═════ PASSAGE PROVIDED
Indeed, such is the swirl of dust from the demolition and construction that Sam De Santis has collected the residue from the building works and used it as pigment for tiny abstract paintings.

The Vic, the student bar that has seen generations of GSA students drink, dance and do some other stuff, is currently a teetering façade propped up by scaffolding. Holl insisted it survive the changes, but in its current fragile-looking state it has become a focus of inquiry for more than one student, from a simple scale model by Petter Yxell to a reconstruction of the bar’s interior and a documentary about its DJ history by Karin Bailie.

It’s a common graduation trick, this transformation of an unpromising cubicle or cubbyhole into a seamless simulated environment. My favourite this year is Emma McGarvey’s dingy club. A false brick wall pasted with posters, a drum kit and pair of Converse high tops don’t add up to much. But when, according to a schedule pinned to the wall, a succession of girl drummers come and do their stuff, the place promises to catch fire. “If a burd’s stunnin’ she’ll get a record deal, but if she’s a munter she wilnae,” reads one of McGarvey’s prints. Doesn’t seem to have discouraged McGarvey’s assembled crew of future Maureen Tuckers.
══════════
EXERCISE REQUIREMENTS -
- A) In the passage about the GSA graduation works, which people are credited with making a piece of work?
- B) In the passage about the GSA graduation works, what did Sam De Santis use as pigment for tiny abstract paintings?
The material that follows isn't needed for either task.
═════ PROVIDED MATERIAL
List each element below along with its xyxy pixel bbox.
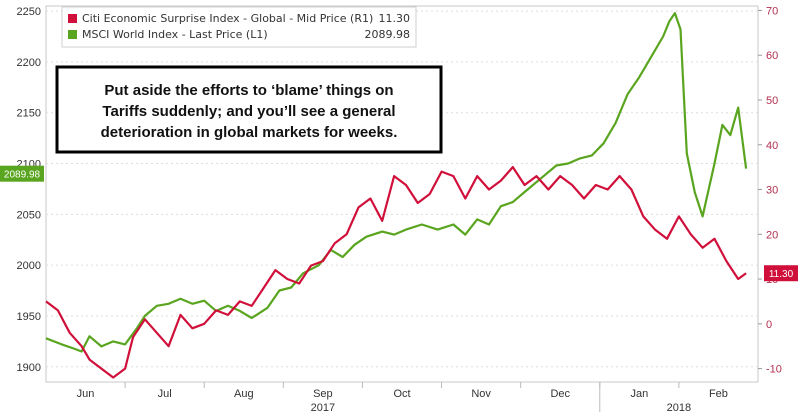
══════════
ANSWERS PER TASK -
- A) Sam De Santis, Petter Yxell, Karin Bailie, Emma McGarvey

- B) The residue collected from the building works.